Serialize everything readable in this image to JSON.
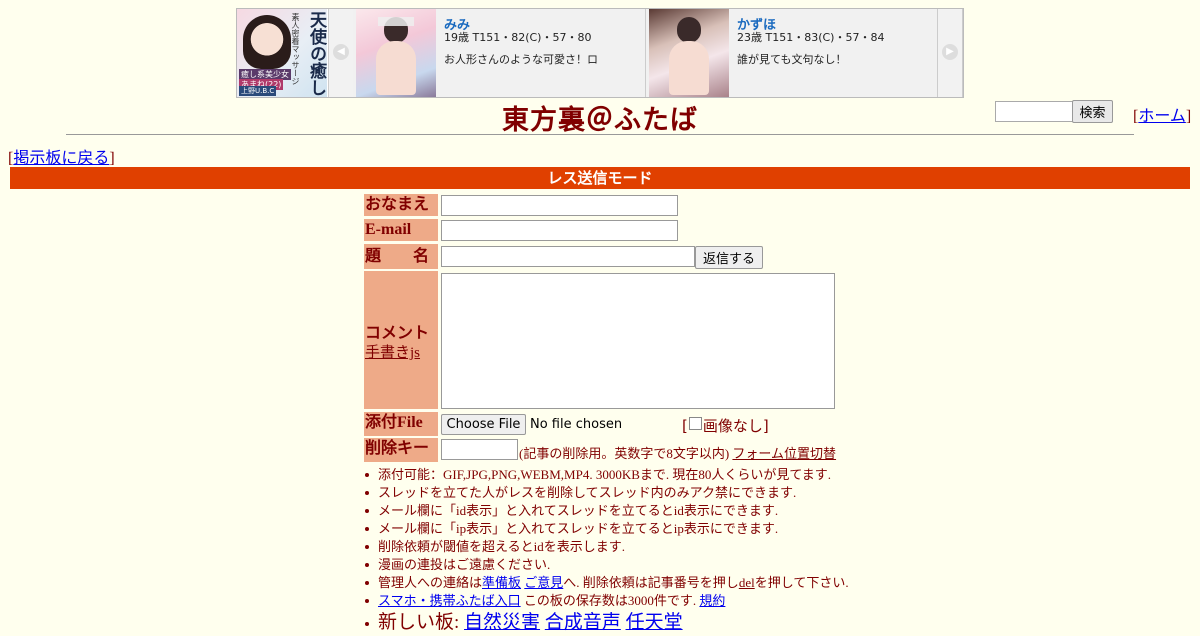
{
  "ad": {
    "banner": {
      "title": "天使の癒し",
      "subtitle": "素人密着マッサージ",
      "tag1": "癒し系美少女",
      "tag2": "あまね(22)",
      "tag3": "上野U.B.C"
    },
    "cards": [
      {
        "name": "みみ",
        "stats": "19歳 T151・82(C)・57・80",
        "desc": "お人形さんのような可愛さ！ロ"
      },
      {
        "name": "かずほ",
        "stats": "23歳 T151・83(C)・57・84",
        "desc": "誰が見ても文句なし！"
      }
    ],
    "prev_icon": "chevron-left-icon",
    "next_icon": "chevron-right-icon"
  },
  "header": {
    "title": "東方裏＠ふたば",
    "search_button": "検索",
    "home_link": "ホーム",
    "bracket_open": "[",
    "bracket_close": "]"
  },
  "nav": {
    "back_link": "掲示板に戻る"
  },
  "mode_bar": "レス送信モード",
  "form": {
    "name_label": "おなまえ",
    "email_label": "E-mail",
    "subject_label": "題　　名",
    "reply_button": "返信する",
    "comment_label": "コメント",
    "handwriting_link": "手書きjs",
    "file_label": "添付File",
    "file_button": "Choose File",
    "file_status": "No file chosen",
    "no_image_label": "画像なし",
    "delete_key_label": "削除キー",
    "delete_key_note": "(記事の削除用。英数字で8文字以内)",
    "form_position_link": "フォーム位置切替"
  },
  "notes": {
    "n1": "添付可能：GIF,JPG,PNG,WEBM,MP4. 3000KBまで. 現在80人くらいが見てます.",
    "n2": "スレッドを立てた人がレスを削除してスレッド内のみアク禁にできます.",
    "n3": "メール欄に「id表示」と入れてスレッドを立てるとid表示にできます.",
    "n4": "メール欄に「ip表示」と入れてスレッドを立てるとip表示にできます.",
    "n5": "削除依頼が閾値を超えるとidを表示します.",
    "n6": "漫画の連投はご遠慮ください.",
    "n7_pre": "管理人への連絡は",
    "n7_link1": "準備板",
    "n7_link2": "ご意見",
    "n7_mid": "へ. 削除依頼は記事番号を押し",
    "n7_link3": "del",
    "n7_post": "を押して下さい.",
    "n8_link1": "スマホ・携帯ふたば入口",
    "n8_mid": "この板の保存数は3000件です.",
    "n8_link2": "規約",
    "n9_pre": "新しい板: ",
    "n9_link1": "自然災害",
    "n9_link2": "合成音声",
    "n9_link3": "任天堂"
  }
}
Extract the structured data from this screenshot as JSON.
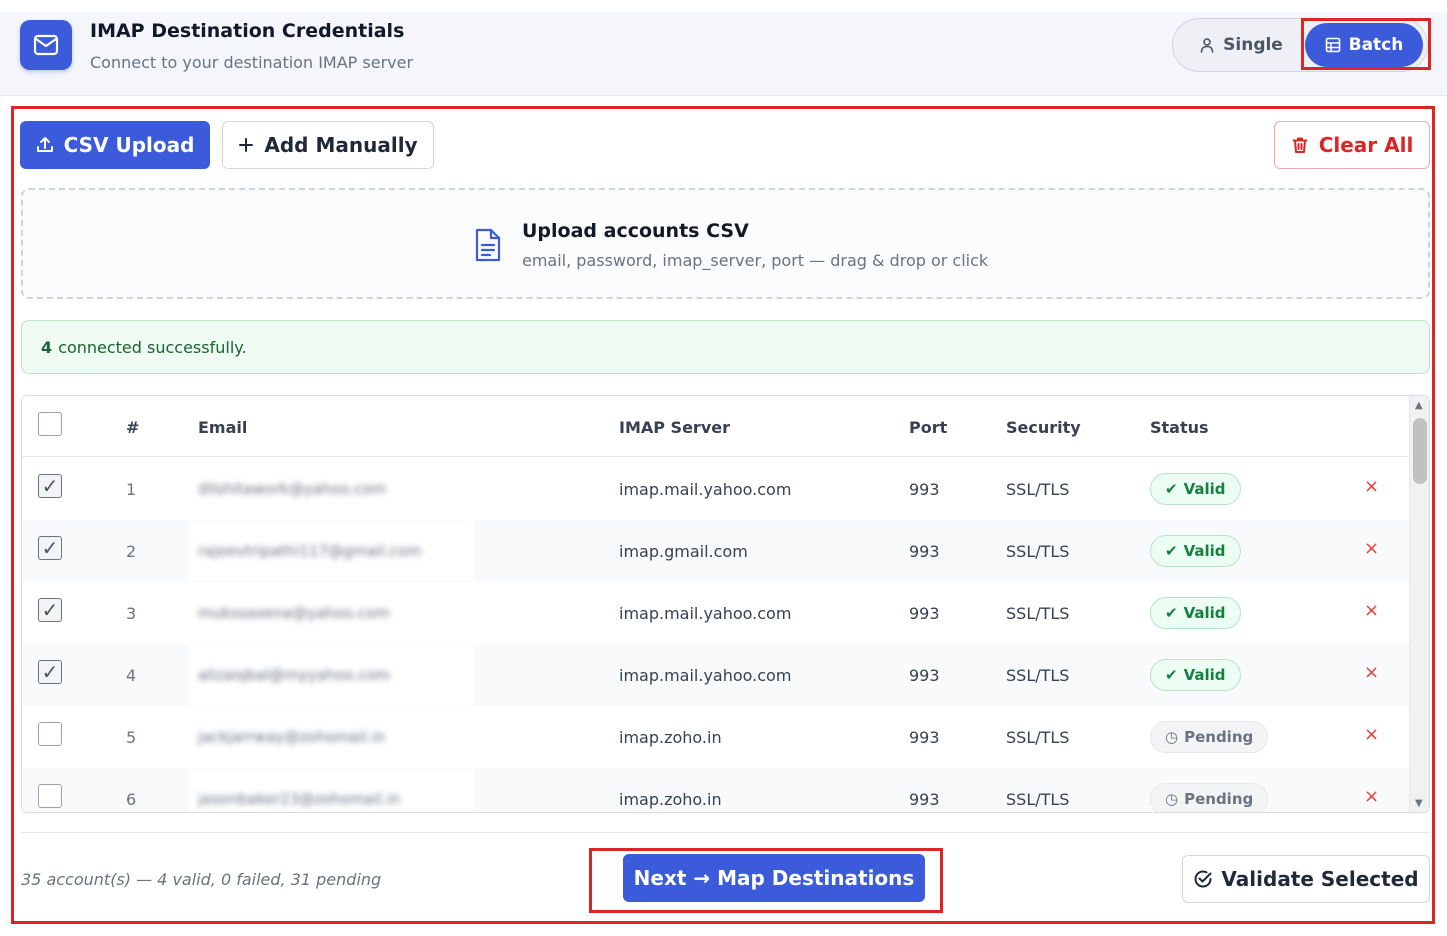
{
  "header": {
    "title": "IMAP Destination Credentials",
    "subtitle": "Connect to your destination IMAP server",
    "mode_single": "Single",
    "mode_batch": "Batch"
  },
  "toolbar": {
    "csv_upload": "CSV Upload",
    "add_manually": "Add Manually",
    "clear_all": "Clear All"
  },
  "dropzone": {
    "title": "Upload accounts CSV",
    "subtitle": "email, password, imap_server, port — drag & drop or click"
  },
  "success": {
    "count": "4",
    "message": "connected successfully."
  },
  "table": {
    "headers": {
      "num": "#",
      "email": "Email",
      "server": "IMAP Server",
      "port": "Port",
      "security": "Security",
      "status": "Status"
    },
    "rows": [
      {
        "num": "1",
        "email": "dilshitawork@yahoo.com",
        "server": "imap.mail.yahoo.com",
        "port": "993",
        "security": "SSL/TLS",
        "status": "Valid",
        "checked": true
      },
      {
        "num": "2",
        "email": "rajeevtripathi117@gmail.com",
        "server": "imap.gmail.com",
        "port": "993",
        "security": "SSL/TLS",
        "status": "Valid",
        "checked": true
      },
      {
        "num": "3",
        "email": "mukssaxena@yahoo.com",
        "server": "imap.mail.yahoo.com",
        "port": "993",
        "security": "SSL/TLS",
        "status": "Valid",
        "checked": true
      },
      {
        "num": "4",
        "email": "alizaiqbal@myyahoo.com",
        "server": "imap.mail.yahoo.com",
        "port": "993",
        "security": "SSL/TLS",
        "status": "Valid",
        "checked": true
      },
      {
        "num": "5",
        "email": "jackjarrway@zohomail.in",
        "server": "imap.zoho.in",
        "port": "993",
        "security": "SSL/TLS",
        "status": "Pending",
        "checked": false
      },
      {
        "num": "6",
        "email": "jasonbaker23@zohomail.in",
        "server": "imap.zoho.in",
        "port": "993",
        "security": "SSL/TLS",
        "status": "Pending",
        "checked": false
      }
    ]
  },
  "footer": {
    "summary": "35 account(s) — 4 valid, 0 failed, 31 pending",
    "next": "Next → Map Destinations",
    "validate": "Validate Selected"
  },
  "icons": {
    "valid": "✔",
    "pending": "◷",
    "remove": "×",
    "check": "✓"
  },
  "colors": {
    "accent": "#3b5bdb",
    "danger": "#dc2626",
    "success": "#15803d"
  }
}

### Written task:
Output all of the entries verbatim, leaving out any images.

### Correct output:
Serialize everything readable in this image to JSON.
{
  "ad": {
    "banner": {
      "title": "天使の癒し",
      "subtitle": "素人密着マッサージ",
      "tag1": "癒し系美少女",
      "tag2": "あまね(22)",
      "tag3": "上野U.B.C"
    },
    "cards": [
      {
        "name": "みみ",
        "stats": "19歳 T151・82(C)・57・80",
        "desc": "お人形さんのような可愛さ！ロ"
      },
      {
        "name": "かずほ",
        "stats": "23歳 T151・83(C)・57・84",
        "desc": "誰が見ても文句なし！"
      }
    ],
    "prev_icon": "chevron-left-icon",
    "next_icon": "chevron-right-icon"
  },
  "header": {
    "title": "東方裏＠ふたば",
    "search_button": "検索",
    "home_link": "ホーム",
    "bracket_open": "[",
    "bracket_close": "]"
  },
  "nav": {
    "back_link": "掲示板に戻る"
  },
  "mode_bar": "レス送信モード",
  "form": {
    "name_label": "おなまえ",
    "email_label": "E-mail",
    "subject_label": "題　　名",
    "reply_button": "返信する",
    "comment_label": "コメント",
    "handwriting_link": "手書きjs",
    "file_label": "添付File",
    "file_button": "Choose File",
    "file_status": "No file chosen",
    "no_image_label": "画像なし",
    "delete_key_label": "削除キー",
    "delete_key_note": "(記事の削除用。英数字で8文字以内)",
    "form_position_link": "フォーム位置切替"
  },
  "notes": {
    "n1": "添付可能：GIF,JPG,PNG,WEBM,MP4. 3000KBまで. 現在80人くらいが見てます.",
    "n2": "スレッドを立てた人がレスを削除してスレッド内のみアク禁にできます.",
    "n3": "メール欄に「id表示」と入れてスレッドを立てるとid表示にできます.",
    "n4": "メール欄に「ip表示」と入れてスレッドを立てるとip表示にできます.",
    "n5": "削除依頼が閾値を超えるとidを表示します.",
    "n6": "漫画の連投はご遠慮ください.",
    "n7_pre": "管理人への連絡は",
    "n7_link1": "準備板",
    "n7_link2": "ご意見",
    "n7_mid": "へ. 削除依頼は記事番号を押し",
    "n7_link3": "del",
    "n7_post": "を押して下さい.",
    "n8_link1": "スマホ・携帯ふたば入口",
    "n8_mid": "この板の保存数は3000件です.",
    "n8_link2": "規約",
    "n9_pre": "新しい板: ",
    "n9_link1": "自然災害",
    "n9_link2": "合成音声",
    "n9_link3": "任天堂"
  }
}
Extract the structured data from this screenshot as JSON.
{
  "header": {
    "title": "IMAP Destination Credentials",
    "subtitle": "Connect to your destination IMAP server",
    "mode_single": "Single",
    "mode_batch": "Batch"
  },
  "toolbar": {
    "csv_upload": "CSV Upload",
    "add_manually": "Add Manually",
    "clear_all": "Clear All"
  },
  "dropzone": {
    "title": "Upload accounts CSV",
    "subtitle": "email, password, imap_server, port — drag & drop or click"
  },
  "success": {
    "count": "4",
    "message": "connected successfully."
  },
  "table": {
    "headers": {
      "num": "#",
      "email": "Email",
      "server": "IMAP Server",
      "port": "Port",
      "security": "Security",
      "status": "Status"
    },
    "rows": [
      {
        "num": "1",
        "email": "dilshitawork@yahoo.com",
        "server": "imap.mail.yahoo.com",
        "port": "993",
        "security": "SSL/TLS",
        "status": "Valid",
        "checked": true
      },
      {
        "num": "2",
        "email": "rajeevtripathi117@gmail.com",
        "server": "imap.gmail.com",
        "port": "993",
        "security": "SSL/TLS",
        "status": "Valid",
        "checked": true
      },
      {
        "num": "3",
        "email": "mukssaxena@yahoo.com",
        "server": "imap.mail.yahoo.com",
        "port": "993",
        "security": "SSL/TLS",
        "status": "Valid",
        "checked": true
      },
      {
        "num": "4",
        "email": "alizaiqbal@myyahoo.com",
        "server": "imap.mail.yahoo.com",
        "port": "993",
        "security": "SSL/TLS",
        "status": "Valid",
        "checked": true
      },
      {
        "num": "5",
        "email": "jackjarrway@zohomail.in",
        "server": "imap.zoho.in",
        "port": "993",
        "security": "SSL/TLS",
        "status": "Pending",
        "checked": false
      },
      {
        "num": "6",
        "email": "jasonbaker23@zohomail.in",
        "server": "imap.zoho.in",
        "port": "993",
        "security": "SSL/TLS",
        "status": "Pending",
        "checked": false
      }
    ]
  },
  "footer": {
    "summary": "35 account(s) — 4 valid, 0 failed, 31 pending",
    "next": "Next → Map Destinations",
    "validate": "Validate Selected"
  },
  "icons": {
    "valid": "✔",
    "pending": "◷",
    "remove": "×",
    "check": "✓"
  },
  "colors": {
    "accent": "#3b5bdb",
    "danger": "#dc2626",
    "success": "#15803d"
  }
}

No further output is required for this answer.